------ Information supplied ------

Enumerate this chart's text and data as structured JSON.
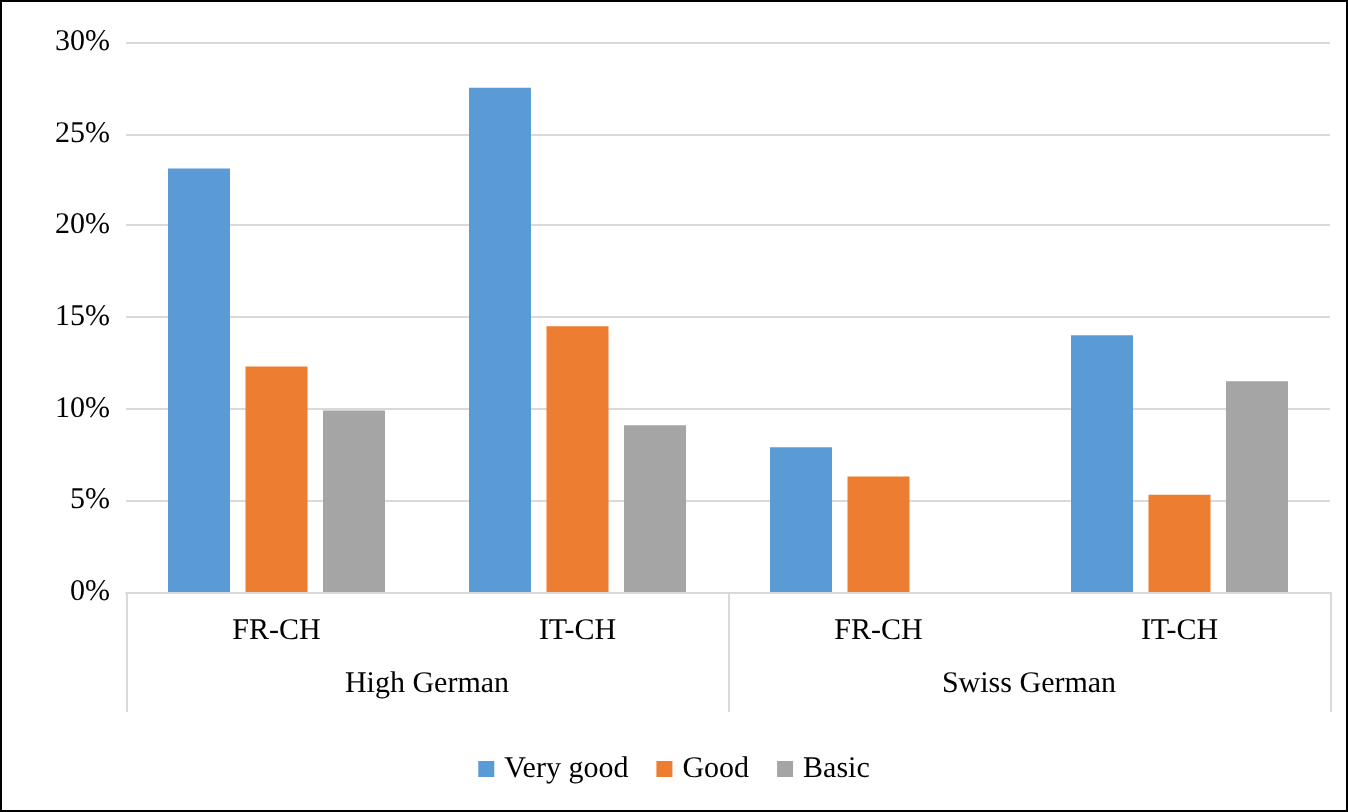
{
  "chart_data": {
    "type": "bar",
    "categories": [
      "FR-CH",
      "IT-CH",
      "FR-CH",
      "IT-CH"
    ],
    "annotations": [
      "High German",
      "Swiss German"
    ],
    "series": [
      {
        "name": "Very good",
        "color": "#5b9bd5",
        "values": [
          23.1,
          27.5,
          7.9,
          14.0
        ]
      },
      {
        "name": "Good",
        "color": "#ed7d31",
        "values": [
          12.3,
          14.5,
          6.3,
          5.3
        ]
      },
      {
        "name": "Basic",
        "color": "#a5a5a5",
        "values": [
          9.9,
          9.1,
          null,
          11.5
        ]
      }
    ],
    "ylim": [
      0,
      30
    ],
    "yticks": [
      {
        "value": 0,
        "label": "0%"
      },
      {
        "value": 5,
        "label": "5%"
      },
      {
        "value": 10,
        "label": "10%"
      },
      {
        "value": 15,
        "label": "15%"
      },
      {
        "value": 20,
        "label": "20%"
      },
      {
        "value": 25,
        "label": "25%"
      },
      {
        "value": 30,
        "label": "30%"
      }
    ],
    "grid": "y",
    "legend": "bottom"
  }
}
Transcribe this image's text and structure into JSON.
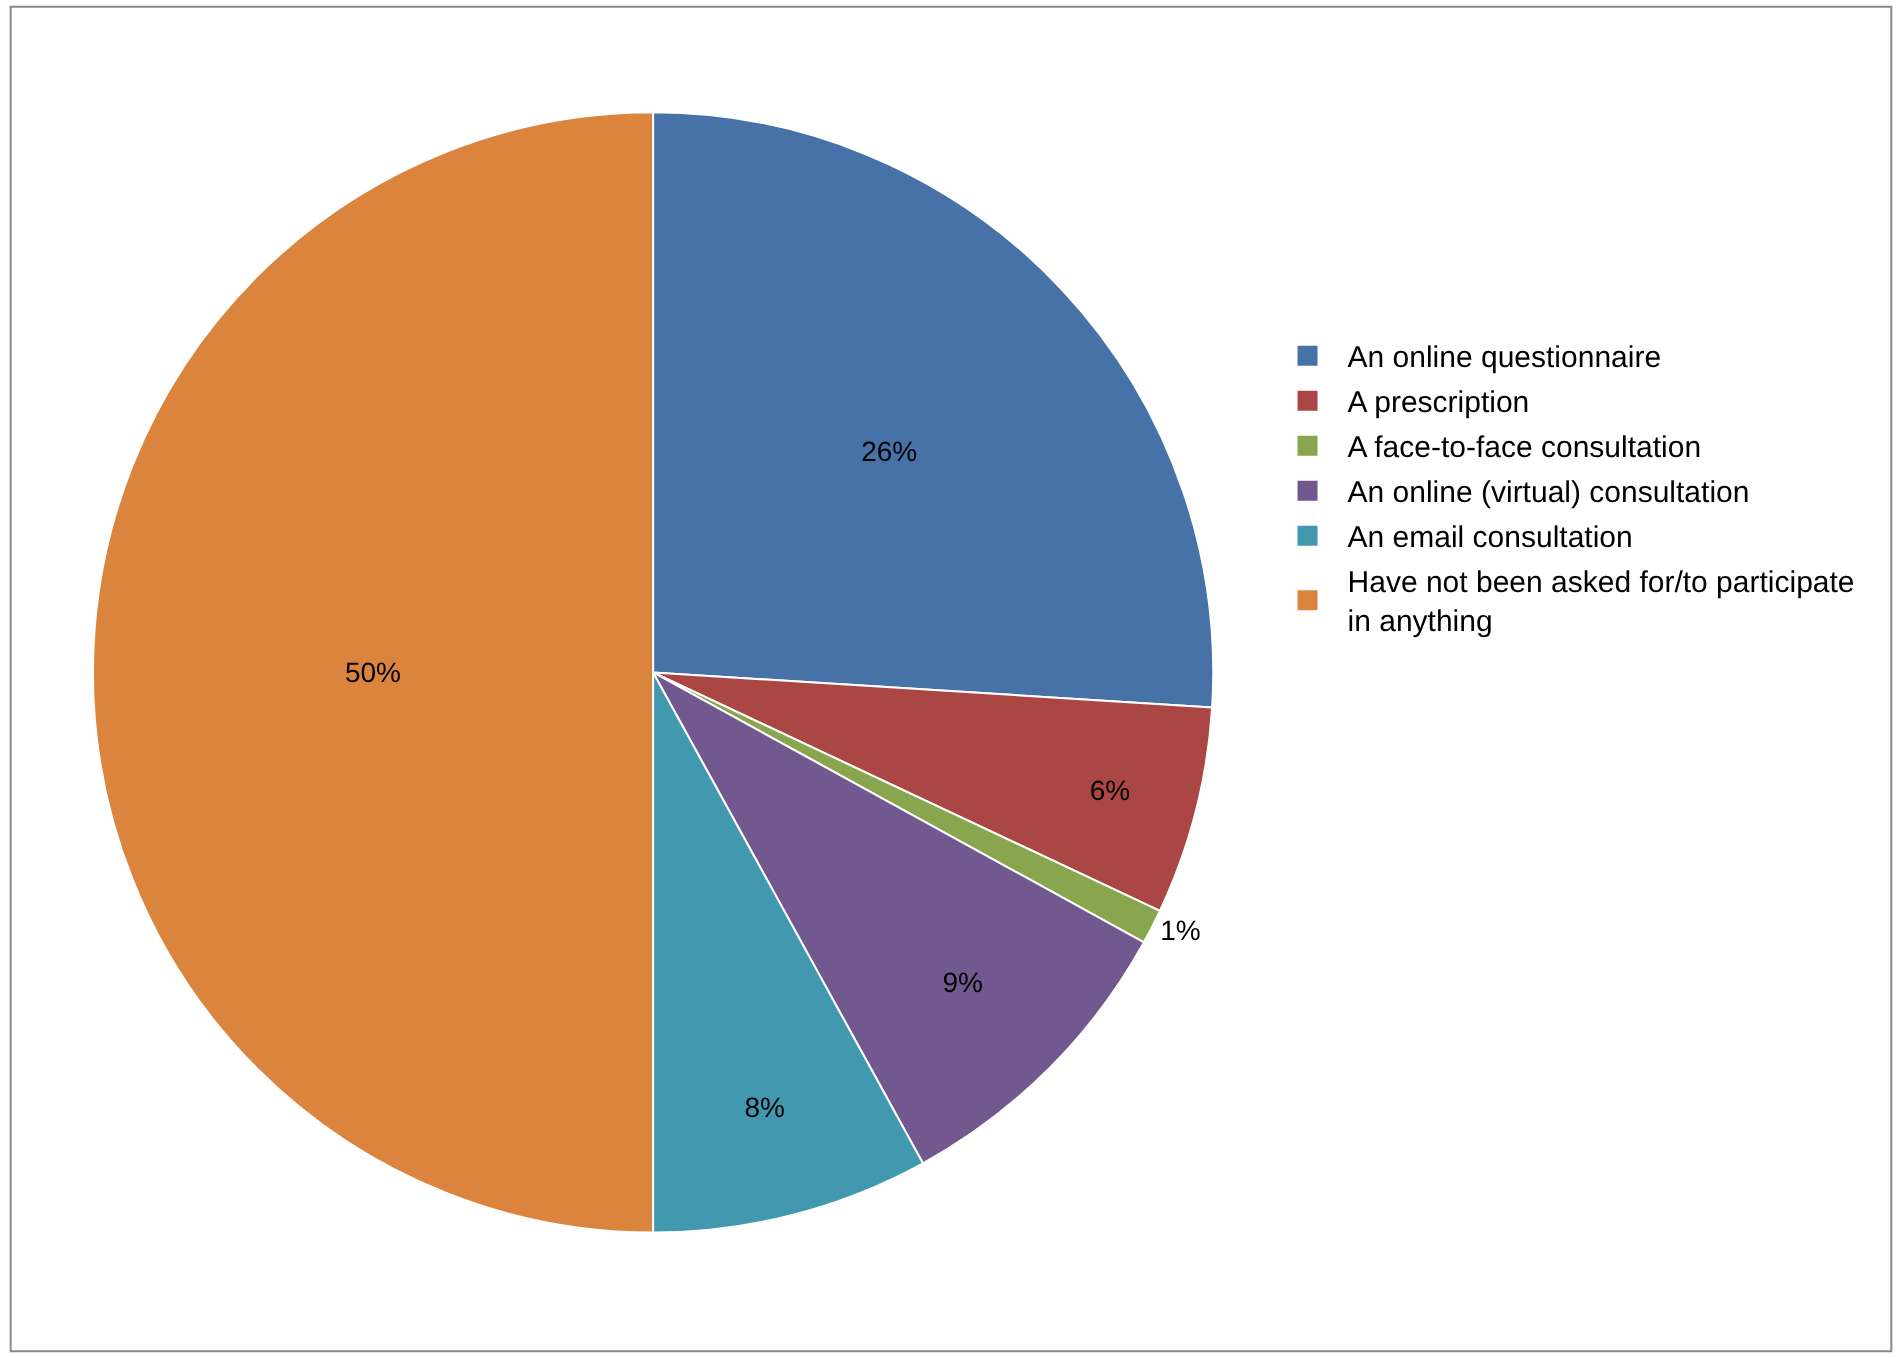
{
  "chart_data": {
    "type": "pie",
    "categories": [
      "An online questionnaire",
      "A prescription",
      "A face-to-face consultation",
      "An online (virtual) consultation",
      "An email consultation",
      "Have not been asked for/to participate in anything"
    ],
    "values": [
      26,
      6,
      1,
      9,
      8,
      50
    ],
    "colors": [
      "#4672a8",
      "#aa4643",
      "#89a54e",
      "#71588f",
      "#4198af",
      "#db843d"
    ],
    "value_labels": [
      "26%",
      "6%",
      "1%",
      "9%",
      "8%",
      "50%"
    ],
    "legend": "right"
  }
}
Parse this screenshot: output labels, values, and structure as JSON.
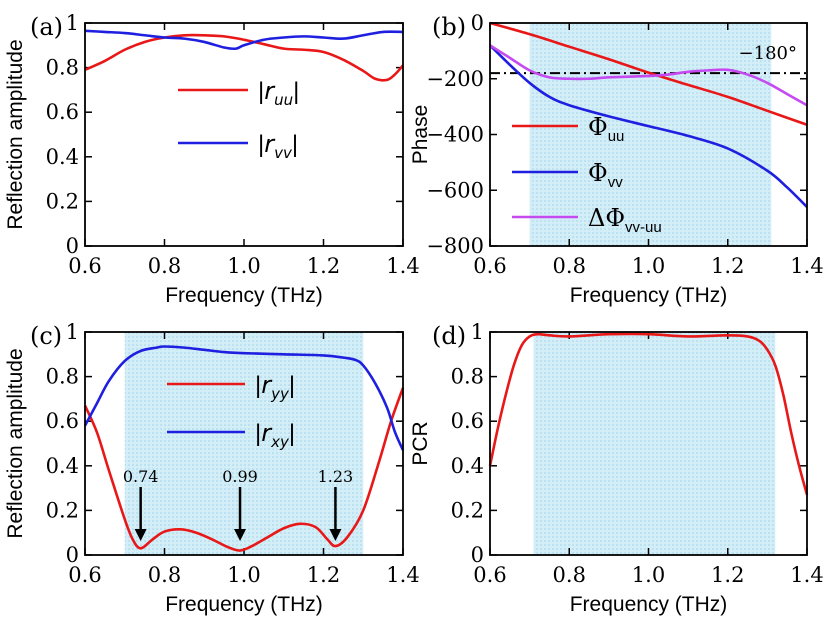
{
  "chart_data": [
    {
      "id": "a",
      "type": "line",
      "panel_label": "(a)",
      "xlabel": "Frequency (THz)",
      "ylabel": "Reflection amplitude",
      "xlim": [
        0.6,
        1.4
      ],
      "ylim": [
        0,
        1
      ],
      "xticks": [
        "0.6",
        "0.8",
        "1.0",
        "1.2",
        "1.4"
      ],
      "yticks": [
        "0",
        "0.2",
        "0.4",
        "0.6",
        "0.8",
        "1"
      ],
      "legend": [
        "|r_uu|",
        "|r_vv|"
      ],
      "shaded_range": null,
      "series": [
        {
          "name": "|r_uu|",
          "color": "#e81818",
          "x": [
            0.6,
            0.65,
            0.7,
            0.75,
            0.8,
            0.85,
            0.9,
            0.95,
            1.0,
            1.05,
            1.1,
            1.15,
            1.2,
            1.25,
            1.3,
            1.33,
            1.36,
            1.38,
            1.4
          ],
          "y": [
            0.79,
            0.83,
            0.88,
            0.915,
            0.935,
            0.945,
            0.945,
            0.94,
            0.925,
            0.905,
            0.885,
            0.88,
            0.87,
            0.835,
            0.785,
            0.75,
            0.745,
            0.77,
            0.81
          ]
        },
        {
          "name": "|r_vv|",
          "color": "#1f1fe0",
          "x": [
            0.6,
            0.65,
            0.7,
            0.75,
            0.8,
            0.85,
            0.9,
            0.95,
            0.98,
            1.0,
            1.05,
            1.1,
            1.15,
            1.2,
            1.25,
            1.3,
            1.35,
            1.4
          ],
          "y": [
            0.965,
            0.96,
            0.955,
            0.945,
            0.935,
            0.93,
            0.915,
            0.89,
            0.885,
            0.9,
            0.925,
            0.935,
            0.94,
            0.935,
            0.93,
            0.945,
            0.96,
            0.96
          ]
        }
      ]
    },
    {
      "id": "b",
      "type": "line",
      "panel_label": "(b)",
      "xlabel": "Frequency (THz)",
      "ylabel": "Phase",
      "xlim": [
        0.6,
        1.4
      ],
      "ylim": [
        -800,
        0
      ],
      "xticks": [
        "0.6",
        "0.8",
        "1.0",
        "1.2",
        "1.4"
      ],
      "yticks": [
        "0",
        "-200",
        "-400",
        "-600",
        "-800"
      ],
      "legend": [
        "Φuu",
        "Φvv",
        "ΔΦvv-uu"
      ],
      "shaded_range": [
        0.7,
        1.31
      ],
      "reference_line": {
        "y": -180,
        "label": "−180°"
      },
      "series": [
        {
          "name": "Φuu",
          "color": "#e81818",
          "x": [
            0.6,
            0.7,
            0.8,
            0.9,
            1.0,
            1.1,
            1.2,
            1.3,
            1.4
          ],
          "y": [
            0,
            -40,
            -85,
            -130,
            -178,
            -222,
            -265,
            -315,
            -365
          ]
        },
        {
          "name": "Φvv",
          "color": "#1f1fe0",
          "x": [
            0.6,
            0.65,
            0.7,
            0.75,
            0.8,
            0.9,
            1.0,
            1.1,
            1.2,
            1.3,
            1.35,
            1.4
          ],
          "y": [
            -80,
            -150,
            -215,
            -265,
            -295,
            -335,
            -370,
            -405,
            -450,
            -530,
            -590,
            -660
          ]
        },
        {
          "name": "ΔΦvv-uu",
          "color": "#c54bf0",
          "x": [
            0.6,
            0.65,
            0.7,
            0.75,
            0.8,
            0.85,
            0.9,
            1.0,
            1.05,
            1.1,
            1.15,
            1.2,
            1.25,
            1.3,
            1.35,
            1.4
          ],
          "y": [
            -80,
            -125,
            -170,
            -195,
            -200,
            -200,
            -195,
            -190,
            -185,
            -175,
            -170,
            -168,
            -185,
            -215,
            -255,
            -295
          ]
        }
      ]
    },
    {
      "id": "c",
      "type": "line",
      "panel_label": "(c)",
      "xlabel": "Frequency (THz)",
      "ylabel": "Reflection amplitude",
      "xlim": [
        0.6,
        1.4
      ],
      "ylim": [
        0,
        1
      ],
      "xticks": [
        "0.6",
        "0.8",
        "1.0",
        "1.2",
        "1.4"
      ],
      "yticks": [
        "0",
        "0.2",
        "0.4",
        "0.6",
        "0.8",
        "1"
      ],
      "legend": [
        "|r_yy|",
        "|r_xy|"
      ],
      "shaded_range": [
        0.7,
        1.3
      ],
      "annotations": [
        {
          "x": 0.74,
          "label": "0.74"
        },
        {
          "x": 0.99,
          "label": "0.99"
        },
        {
          "x": 1.23,
          "label": "1.23"
        }
      ],
      "series": [
        {
          "name": "|r_yy|",
          "color": "#e81818",
          "x": [
            0.6,
            0.63,
            0.66,
            0.7,
            0.72,
            0.74,
            0.77,
            0.8,
            0.84,
            0.88,
            0.92,
            0.96,
            0.99,
            1.02,
            1.06,
            1.1,
            1.14,
            1.18,
            1.21,
            1.23,
            1.26,
            1.3,
            1.34,
            1.37,
            1.4
          ],
          "y": [
            0.67,
            0.55,
            0.38,
            0.16,
            0.07,
            0.03,
            0.07,
            0.105,
            0.115,
            0.1,
            0.07,
            0.035,
            0.02,
            0.04,
            0.08,
            0.12,
            0.14,
            0.125,
            0.07,
            0.04,
            0.08,
            0.2,
            0.42,
            0.6,
            0.75
          ]
        },
        {
          "name": "|r_xy|",
          "color": "#1f1fe0",
          "x": [
            0.6,
            0.63,
            0.66,
            0.7,
            0.74,
            0.78,
            0.8,
            0.85,
            0.9,
            0.95,
            1.0,
            1.1,
            1.2,
            1.25,
            1.28,
            1.3,
            1.33,
            1.36,
            1.38,
            1.4
          ],
          "y": [
            0.58,
            0.68,
            0.78,
            0.87,
            0.915,
            0.93,
            0.935,
            0.93,
            0.92,
            0.91,
            0.905,
            0.9,
            0.895,
            0.885,
            0.875,
            0.85,
            0.77,
            0.66,
            0.55,
            0.47
          ]
        }
      ]
    },
    {
      "id": "d",
      "type": "line",
      "panel_label": "(d)",
      "xlabel": "Frequency (THz)",
      "ylabel": "PCR",
      "xlim": [
        0.6,
        1.4
      ],
      "ylim": [
        0,
        1
      ],
      "xticks": [
        "0.6",
        "0.8",
        "1.0",
        "1.2",
        "1.4"
      ],
      "yticks": [
        "0",
        "0.2",
        "0.4",
        "0.6",
        "0.8",
        "1"
      ],
      "legend": [],
      "shaded_range": [
        0.71,
        1.32
      ],
      "series": [
        {
          "name": "PCR",
          "color": "#e81818",
          "x": [
            0.6,
            0.62,
            0.64,
            0.66,
            0.68,
            0.7,
            0.72,
            0.75,
            0.8,
            0.9,
            1.0,
            1.1,
            1.2,
            1.25,
            1.28,
            1.3,
            1.32,
            1.34,
            1.36,
            1.38,
            1.4
          ],
          "y": [
            0.4,
            0.57,
            0.72,
            0.85,
            0.94,
            0.98,
            0.99,
            0.985,
            0.98,
            0.99,
            0.99,
            0.98,
            0.985,
            0.98,
            0.96,
            0.92,
            0.85,
            0.72,
            0.55,
            0.4,
            0.27
          ]
        }
      ]
    }
  ]
}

------

• [Objective] Gather every line from the entries above where the word "name" appears, and copy them.

• [Complete output]
        "name": "Very good",
        "name": "Good",
        "name": "Basic",
          "name": "|r_uu|",
          "name": "|r_vv|",
          "name": "Φuu",
          "name": "Φvv",
          "name": "ΔΦvv-uu",
          "name": "|r_yy|",
          "name": "|r_xy|",
          "name": "PCR",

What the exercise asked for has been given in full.